Problem to work on — Quote all of the data exactly as given. Skip every picture it contains.

Task data —
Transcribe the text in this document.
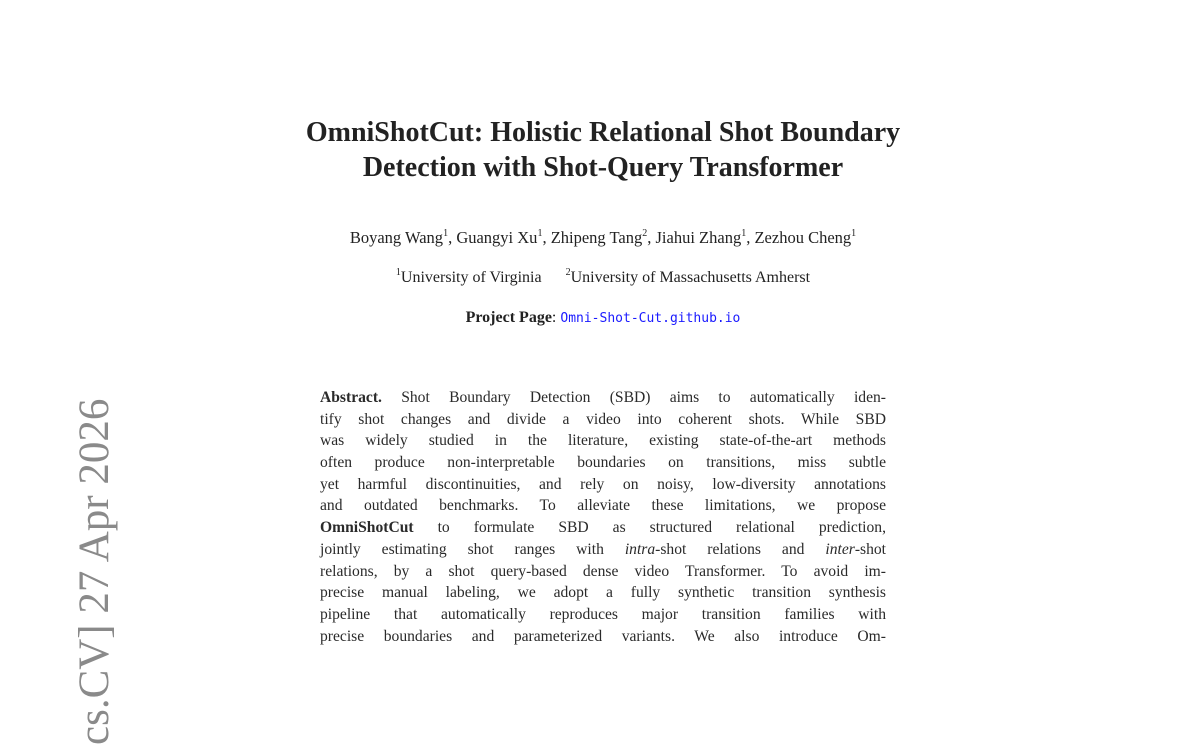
cs.CV] 27 Apr 2026
OmniShotCut: Holistic Relational Shot Boundary
Detection with Shot-Query Transformer
Boyang Wang$^1$, Guangyi Xu$^1$, Zhipeng Tang$^2$, Jiahui Zhang$^1$, Zezhou Cheng$^1$
$^1$University of Virginia $^2$University of Massachusetts Amherst
Project Page: Omni-Shot-Cut.github.io
Abstract. Shot Boundary Detection (SBD) aims to automatically iden-
tify shot changes and divide a video into coherent shots. While SBD
was widely studied in the literature, existing state-of-the-art methods
often produce non-interpretable boundaries on transitions, miss subtle
yet harmful discontinuities, and rely on noisy, low-diversity annotations
and outdated benchmarks. To alleviate these limitations, we propose
OmniShotCut to formulate SBD as structured relational prediction,
jointly estimating shot ranges with intra-shot relations and inter-shot
relations, by a shot query-based dense video Transformer. To avoid im-
precise manual labeling, we adopt a fully synthetic transition synthesis
pipeline that automatically reproduces major transition families with
precise boundaries and parameterized variants. We also introduce Om-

Output below —
Transcribe the text in this document.
cs.CV] 27 Apr 2026
OmniShotCut: Holistic Relational Shot Boundary
Detection with Shot-Query Transformer
Boyang Wang$^1$, Guangyi Xu$^1$, Zhipeng Tang$^2$, Jiahui Zhang$^1$, Zezhou Cheng$^1$
$^1$University of Virginia $^2$University of Massachusetts Amherst
Project Page: Omni-Shot-Cut.github.io
Abstract. Shot Boundary Detection (SBD) aims to automatically iden-
tify shot changes and divide a video into coherent shots. While SBD
was widely studied in the literature, existing state-of-the-art methods
often produce non-interpretable boundaries on transitions, miss subtle
yet harmful discontinuities, and rely on noisy, low-diversity annotations
and outdated benchmarks. To alleviate these limitations, we propose
OmniShotCut to formulate SBD as structured relational prediction,
jointly estimating shot ranges with intra-shot relations and inter-shot
relations, by a shot query-based dense video Transformer. To avoid im-
precise manual labeling, we adopt a fully synthetic transition synthesis
pipeline that automatically reproduces major transition families with
precise boundaries and parameterized variants. We also introduce Om-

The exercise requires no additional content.